| To be done |
Print each line exactly as it is given.

--- Entries supplied ---

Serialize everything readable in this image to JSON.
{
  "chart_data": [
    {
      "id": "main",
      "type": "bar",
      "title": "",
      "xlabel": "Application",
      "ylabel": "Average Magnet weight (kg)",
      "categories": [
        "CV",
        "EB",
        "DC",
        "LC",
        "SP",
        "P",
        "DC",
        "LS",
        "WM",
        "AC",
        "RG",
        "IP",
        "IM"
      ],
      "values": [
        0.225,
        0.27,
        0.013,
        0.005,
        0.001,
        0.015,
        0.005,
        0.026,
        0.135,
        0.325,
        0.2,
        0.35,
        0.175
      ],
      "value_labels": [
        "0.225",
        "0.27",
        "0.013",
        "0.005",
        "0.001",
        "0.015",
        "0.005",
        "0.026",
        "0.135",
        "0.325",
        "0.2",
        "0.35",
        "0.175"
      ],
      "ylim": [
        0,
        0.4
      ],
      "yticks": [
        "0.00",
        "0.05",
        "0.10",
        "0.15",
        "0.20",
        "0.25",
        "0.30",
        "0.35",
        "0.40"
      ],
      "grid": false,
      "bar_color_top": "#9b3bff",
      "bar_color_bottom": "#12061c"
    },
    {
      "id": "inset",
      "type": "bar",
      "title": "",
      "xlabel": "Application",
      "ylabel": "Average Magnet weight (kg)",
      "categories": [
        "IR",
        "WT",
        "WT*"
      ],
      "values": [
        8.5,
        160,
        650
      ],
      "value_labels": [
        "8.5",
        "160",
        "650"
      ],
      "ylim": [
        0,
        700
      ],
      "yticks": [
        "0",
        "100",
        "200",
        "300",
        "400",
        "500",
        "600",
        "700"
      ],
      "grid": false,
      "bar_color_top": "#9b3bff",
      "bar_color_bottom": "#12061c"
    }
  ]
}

---

| Response |
Serialize everything readable in this image to JSON.
{
  "chart_data": [
    {
      "id": "main",
      "type": "bar",
      "title": "",
      "xlabel": "Application",
      "ylabel": "Average Magnet weight (kg)",
      "categories": [
        "CV",
        "EB",
        "DC",
        "LC",
        "SP",
        "P",
        "DC",
        "LS",
        "WM",
        "AC",
        "RG",
        "IP",
        "IM"
      ],
      "values": [
        0.225,
        0.27,
        0.013,
        0.005,
        0.001,
        0.015,
        0.005,
        0.026,
        0.135,
        0.325,
        0.2,
        0.35,
        0.175
      ],
      "value_labels": [
        "0.225",
        "0.27",
        "0.013",
        "0.005",
        "0.001",
        "0.015",
        "0.005",
        "0.026",
        "0.135",
        "0.325",
        "0.2",
        "0.35",
        "0.175"
      ],
      "ylim": [
        0,
        0.4
      ],
      "yticks": [
        "0.00",
        "0.05",
        "0.10",
        "0.15",
        "0.20",
        "0.25",
        "0.30",
        "0.35",
        "0.40"
      ],
      "grid": false,
      "bar_color_top": "#9b3bff",
      "bar_color_bottom": "#12061c"
    },
    {
      "id": "inset",
      "type": "bar",
      "title": "",
      "xlabel": "Application",
      "ylabel": "Average Magnet weight (kg)",
      "categories": [
        "IR",
        "WT",
        "WT*"
      ],
      "values": [
        8.5,
        160,
        650
      ],
      "value_labels": [
        "8.5",
        "160",
        "650"
      ],
      "ylim": [
        0,
        700
      ],
      "yticks": [
        "0",
        "100",
        "200",
        "300",
        "400",
        "500",
        "600",
        "700"
      ],
      "grid": false,
      "bar_color_top": "#9b3bff",
      "bar_color_bottom": "#12061c"
    }
  ]
}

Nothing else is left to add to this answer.